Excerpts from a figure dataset
※ ※ ※
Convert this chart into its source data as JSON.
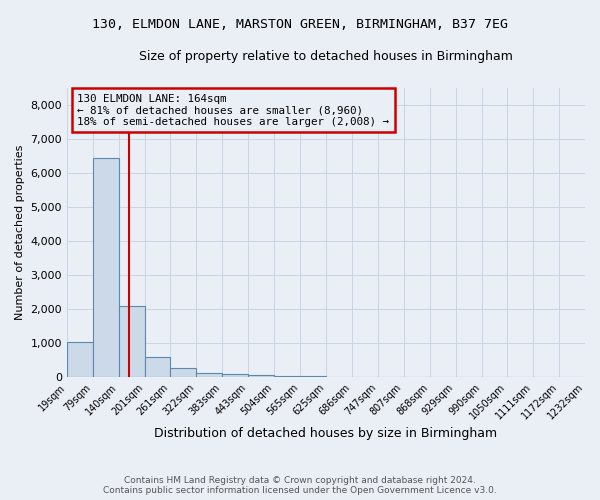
{
  "title_line1": "130, ELMDON LANE, MARSTON GREEN, BIRMINGHAM, B37 7EG",
  "title_line2": "Size of property relative to detached houses in Birmingham",
  "xlabel": "Distribution of detached houses by size in Birmingham",
  "ylabel": "Number of detached properties",
  "annotation_line1": "130 ELMDON LANE: 164sqm",
  "annotation_line2": "← 81% of detached houses are smaller (8,960)",
  "annotation_line3": "18% of semi-detached houses are larger (2,008) →",
  "property_size": 164,
  "footer_line1": "Contains HM Land Registry data © Crown copyright and database right 2024.",
  "footer_line2": "Contains public sector information licensed under the Open Government Licence v3.0.",
  "bar_edges": [
    19,
    79,
    140,
    201,
    261,
    322,
    383,
    443,
    504,
    565,
    625,
    686,
    747,
    807,
    868,
    929,
    990,
    1050,
    1111,
    1172,
    1232
  ],
  "bar_heights": [
    1050,
    6450,
    2100,
    600,
    270,
    130,
    90,
    60,
    40,
    50,
    0,
    0,
    0,
    0,
    0,
    0,
    0,
    0,
    0,
    0
  ],
  "bar_color": "#ccd9e8",
  "bar_edge_color": "#5a8ab0",
  "red_line_color": "#cc0000",
  "annotation_box_color": "#cc0000",
  "grid_color": "#c8d4e4",
  "background_color": "#eaeef5",
  "ylim": [
    0,
    8500
  ],
  "yticks": [
    0,
    1000,
    2000,
    3000,
    4000,
    5000,
    6000,
    7000,
    8000
  ]
}
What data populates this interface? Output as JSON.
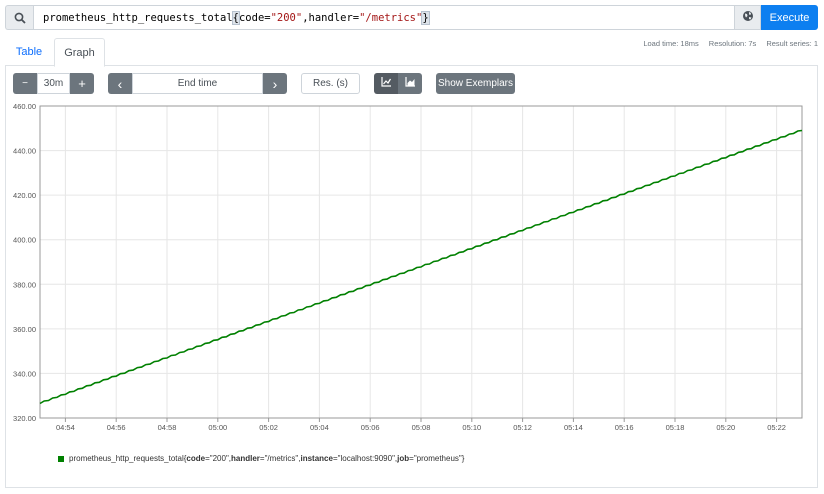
{
  "search": {
    "query_metric": "prometheus_http_requests_total",
    "query_open": "{",
    "query_label1": "code=",
    "query_val1": "\"200\"",
    "query_sep": ",",
    "query_label2": "handler=",
    "query_val2": "\"/metrics\"",
    "query_close": "}",
    "execute_label": "Execute"
  },
  "tabs": {
    "table": "Table",
    "graph": "Graph"
  },
  "stats": {
    "load_time": "Load time: 18ms",
    "resolution": "Resolution: 7s",
    "result_series": "Result series: 1"
  },
  "controls": {
    "minus": "−",
    "range": "30m",
    "plus": "+",
    "prev": "‹",
    "end_time_placeholder": "End time",
    "next": "›",
    "resolution_placeholder": "Res. (s)",
    "show_exemplars": "Show Exemplars"
  },
  "colors": {
    "series": "#008000",
    "execute": "#0d7ff0",
    "accent": "#0d6efd"
  },
  "chart_data": {
    "type": "line",
    "ylim": [
      320,
      460
    ],
    "yticks": [
      "320.00",
      "340.00",
      "360.00",
      "380.00",
      "400.00",
      "420.00",
      "440.00",
      "460.00"
    ],
    "xticks": [
      "04:54",
      "04:56",
      "04:58",
      "05:00",
      "05:02",
      "05:04",
      "05:06",
      "05:08",
      "05:10",
      "05:12",
      "05:14",
      "05:16",
      "05:18",
      "05:20",
      "05:22"
    ],
    "x_start": "04:53",
    "x_end": "05:23",
    "series": [
      {
        "name": "prometheus_http_requests_total",
        "color": "#008000",
        "x": [
          "04:53",
          "05:23"
        ],
        "values": [
          326.5,
          449.0
        ]
      }
    ]
  },
  "legend": {
    "metric": "prometheus_http_requests_total{",
    "k1": "code",
    "v1": "=\"200\", ",
    "k2": "handler",
    "v2": "=\"/metrics\", ",
    "k3": "instance",
    "v3": "=\"localhost:9090\", ",
    "k4": "job",
    "v4": "=\"prometheus\"}"
  }
}
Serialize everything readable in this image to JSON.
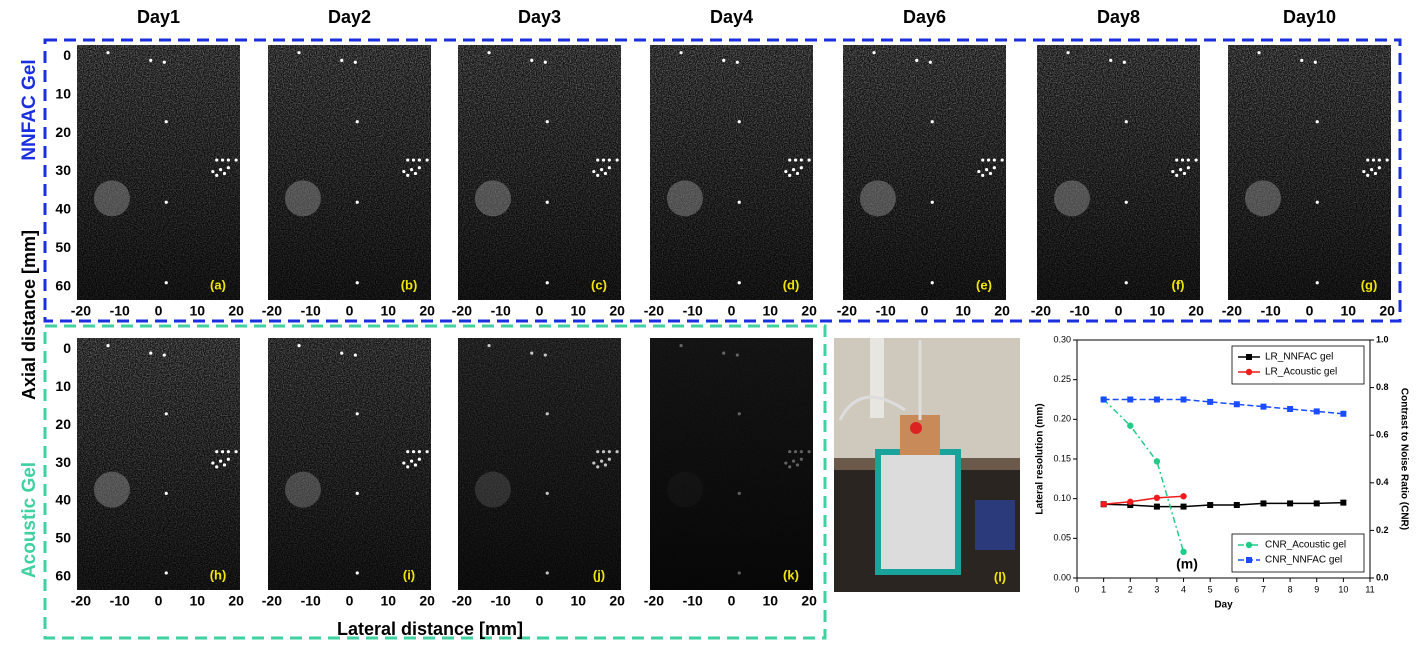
{
  "figure": {
    "day_titles": [
      "Day1",
      "Day2",
      "Day3",
      "Day4",
      "Day6",
      "Day8",
      "Day10"
    ],
    "row_labels": [
      "NNFAC Gel",
      "Acoustic Gel"
    ],
    "y_axis_label": "Axial distance [mm]",
    "x_axis_label": "Lateral distance [mm]",
    "panel_labels": [
      "(a)",
      "(b)",
      "(c)",
      "(d)",
      "(e)",
      "(f)",
      "(g)",
      "(h)",
      "(i)",
      "(j)",
      "(k)",
      "(l)"
    ],
    "image_axes": {
      "xlim": [
        -21,
        21
      ],
      "xticks": [
        -20,
        -10,
        0,
        10,
        20
      ],
      "ylim": [
        -3,
        63.5
      ],
      "yticks": [
        0,
        10,
        20,
        30,
        40,
        50,
        60
      ]
    }
  },
  "chart_data": {
    "type": "line",
    "label": "(m)",
    "x_label": "Day",
    "y_label": "Lateral resolution (mm)",
    "y2_label": "Contrast to Noise Ratio (CNR)",
    "x": [
      1,
      2,
      3,
      4,
      5,
      6,
      7,
      8,
      9,
      10
    ],
    "xlim": [
      0,
      11
    ],
    "xticks": [
      0,
      1,
      2,
      3,
      4,
      5,
      6,
      7,
      8,
      9,
      10,
      11
    ],
    "ylim": [
      0,
      0.3
    ],
    "yticks": [
      {
        "value": 0,
        "label": "0.00"
      },
      {
        "value": 0.05,
        "label": "0.05"
      },
      {
        "value": 0.1,
        "label": "0.10"
      },
      {
        "value": 0.15,
        "label": "0.15"
      },
      {
        "value": 0.2,
        "label": "0.20"
      },
      {
        "value": 0.25,
        "label": "0.25"
      },
      {
        "value": 0.3,
        "label": "0.30"
      }
    ],
    "y2lim": [
      0,
      1
    ],
    "y2ticks": [
      {
        "value": 0,
        "label": "0.0"
      },
      0.2,
      0.4,
      0.6,
      0.8,
      {
        "value": 1,
        "label": "1.0"
      }
    ],
    "series": [
      {
        "name": "LR_NNFAC gel",
        "color": "#000000",
        "marker": "square",
        "dash": "solid",
        "legend": "upper right",
        "values": [
          0.093,
          0.092,
          0.09,
          0.09,
          0.092,
          0.092,
          0.094,
          0.094,
          0.094,
          0.095
        ]
      },
      {
        "name": "LR_Acoustic gel",
        "color": "#ee1c1c",
        "marker": "circle",
        "dash": "solid",
        "legend": "upper right",
        "values": [
          0.093,
          0.096,
          0.101,
          0.103,
          null,
          null,
          null,
          null,
          null,
          null
        ]
      },
      {
        "name": "CNR_Acoustic gel",
        "color": "#22cc88",
        "marker": "circle",
        "dash": "dashdot",
        "legend": "lower right",
        "axis": "y2",
        "values": [
          0.75,
          0.64,
          0.49,
          0.11,
          null,
          null,
          null,
          null,
          null,
          null
        ]
      },
      {
        "name": "CNR_NNFAC gel",
        "color": "#1a4dff",
        "marker": "square",
        "dash": "dash",
        "legend": "lower right",
        "axis": "y2",
        "values": [
          0.75,
          0.75,
          0.75,
          0.75,
          0.74,
          0.73,
          0.72,
          0.71,
          0.7,
          0.69
        ]
      }
    ]
  }
}
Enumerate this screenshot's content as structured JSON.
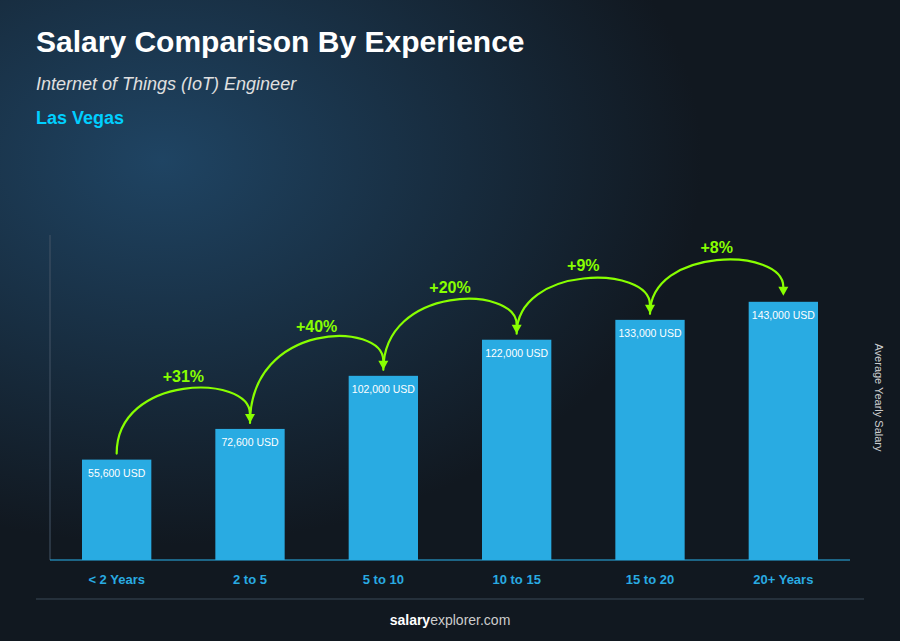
{
  "chart_data": {
    "type": "bar",
    "title": "Salary Comparison By Experience",
    "subtitle": "Internet of Things (IoT) Engineer",
    "city": "Las Vegas",
    "y_label": "Average Yearly Salary",
    "categories": [
      "< 2 Years",
      "2 to 5",
      "5 to 10",
      "10 to 15",
      "15 to 20",
      "20+ Years"
    ],
    "values": [
      55600,
      72600,
      102000,
      122000,
      133000,
      143000
    ],
    "value_labels": [
      "55,600 USD",
      "72,600 USD",
      "102,000 USD",
      "122,000 USD",
      "133,000 USD",
      "143,000 USD"
    ],
    "data_labels": true,
    "annotations": [
      "+31%",
      "+40%",
      "+20%",
      "+9%",
      "+8%"
    ],
    "source": [
      "salary",
      "explorer.com"
    ],
    "color": "#29ABE2",
    "ylim": [
      0,
      180000
    ],
    "tick_labels": "x",
    "grid": false
  }
}
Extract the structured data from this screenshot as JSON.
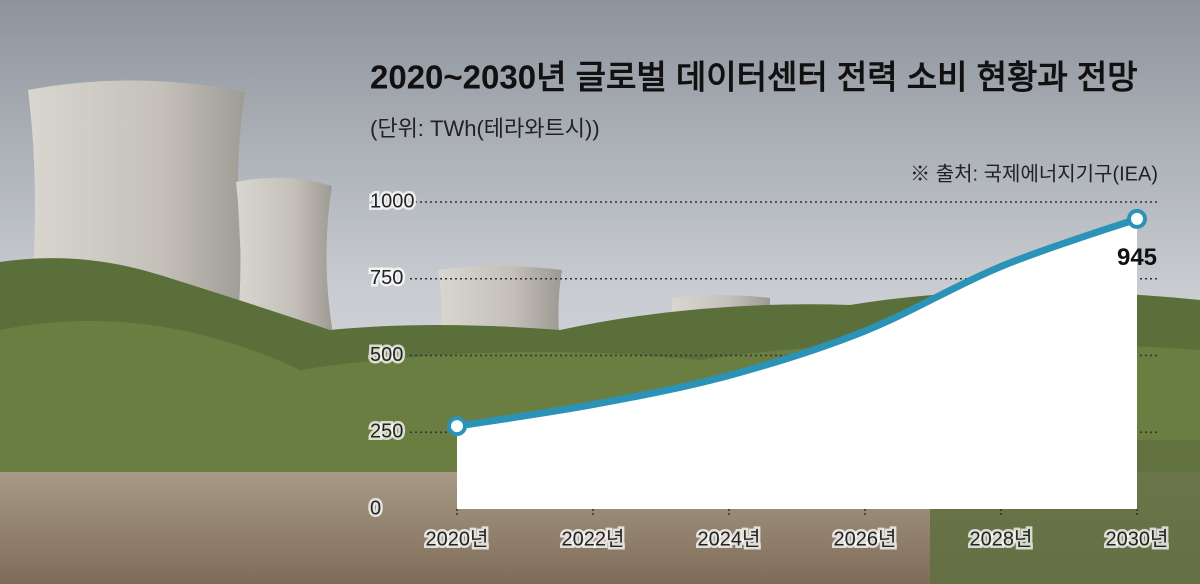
{
  "chart_data": {
    "type": "line",
    "title": "2020~2030년 글로벌 데이터센터 전력 소비 현황과 전망",
    "subtitle": "(단위: TWh(테라와트시))",
    "source": "※ 출처: 국제에너지기구(IEA)",
    "categories": [
      "2020년",
      "2022년",
      "2024년",
      "2026년",
      "2028년",
      "2030년"
    ],
    "series": [
      {
        "name": null,
        "color": "#2b93b8",
        "values": [
          270,
          340,
          435,
          580,
          790,
          945
        ]
      }
    ],
    "ylim": [
      0,
      1000
    ],
    "yticks": [
      0,
      250,
      500,
      750,
      1000
    ],
    "grid": true
  }
}
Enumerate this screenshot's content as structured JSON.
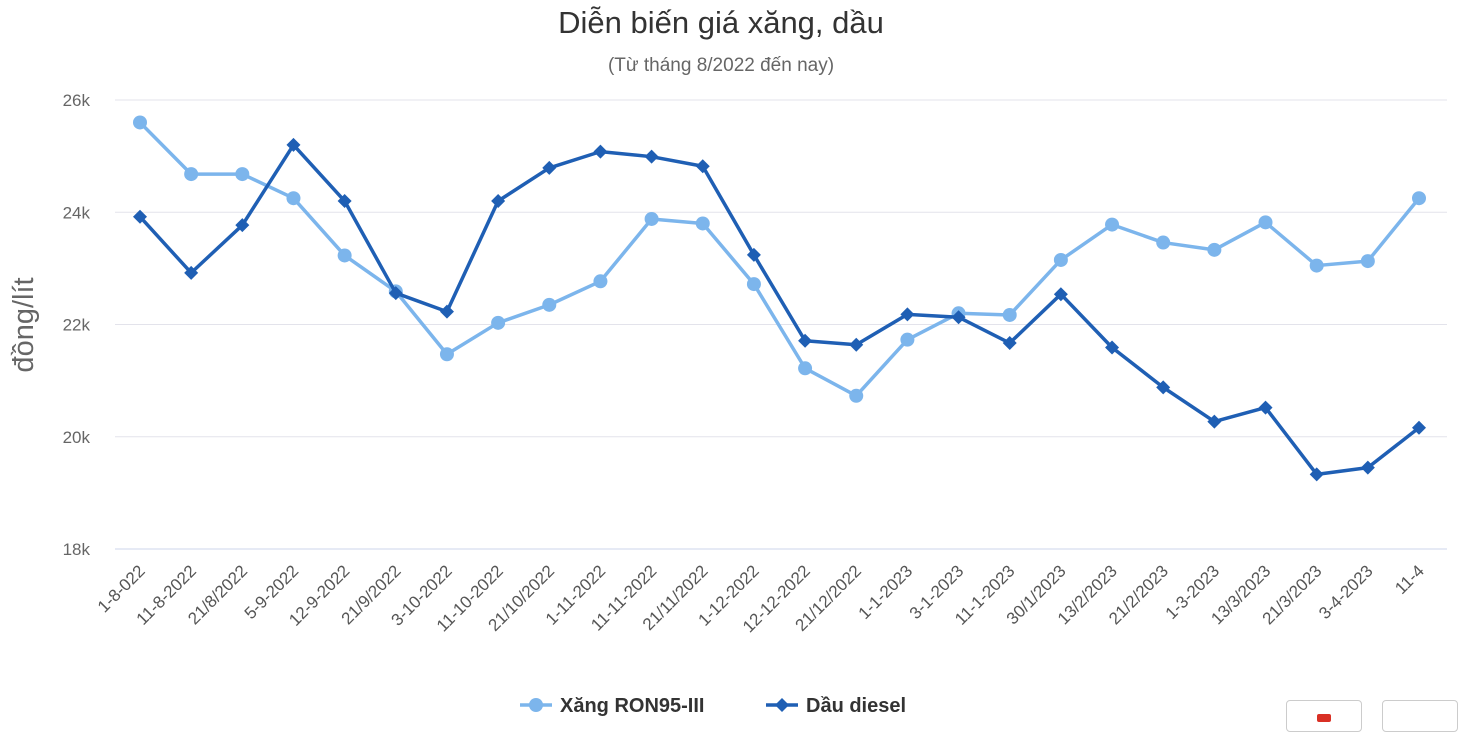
{
  "chart_data": {
    "type": "line",
    "title": "Diễn biến giá xăng, dầu",
    "subtitle": "(Từ tháng 8/2022 đến nay)",
    "ylabel": "đồng/lít",
    "xlabel": "",
    "ylim": [
      18000,
      26000
    ],
    "yticks": [
      18000,
      20000,
      22000,
      24000,
      26000
    ],
    "ytick_labels": [
      "18k",
      "20k",
      "22k",
      "24k",
      "26k"
    ],
    "grid": true,
    "legend_position": "bottom-center",
    "categories": [
      "1-8-022",
      "11-8-2022",
      "21/8/2022",
      "5-9-2022",
      "12-9-2022",
      "21/9/2022",
      "3-10-2022",
      "11-10-2022",
      "21/10/2022",
      "1-11-2022",
      "11-11-2022",
      "21/11/2022",
      "1-12-2022",
      "12-12-2022",
      "21/12/2022",
      "1-1-2023",
      "3-1-2023",
      "11-1-2023",
      "30/1/2023",
      "13/2/2023",
      "21/2/2023",
      "1-3-2023",
      "13/3/2023",
      "21/3/2023",
      "3-4-2023",
      "11-4"
    ],
    "series": [
      {
        "name": "Xăng RON95-III",
        "color": "#7cb5ec",
        "marker": "circle",
        "values": [
          25600,
          24680,
          24680,
          24250,
          23230,
          22590,
          21470,
          22030,
          22350,
          22770,
          23880,
          23800,
          22720,
          21220,
          20730,
          21730,
          22200,
          22170,
          23150,
          23780,
          23460,
          23330,
          23820,
          23050,
          23130,
          24250
        ]
      },
      {
        "name": "Dầu diesel",
        "color": "#1f5fb4",
        "marker": "diamond",
        "values": [
          23920,
          22920,
          23770,
          25200,
          24200,
          22560,
          22230,
          24200,
          24790,
          25080,
          24990,
          24820,
          23240,
          21710,
          21640,
          22180,
          22130,
          21670,
          22540,
          21590,
          20880,
          20270,
          20520,
          19330,
          19450,
          20160
        ]
      }
    ]
  }
}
※ ※ ※
Gather from the data above every line with the string "distance".

    "y_axis_label": "Axial distance [mm]",
    "x_axis_label": "Lateral distance [mm]",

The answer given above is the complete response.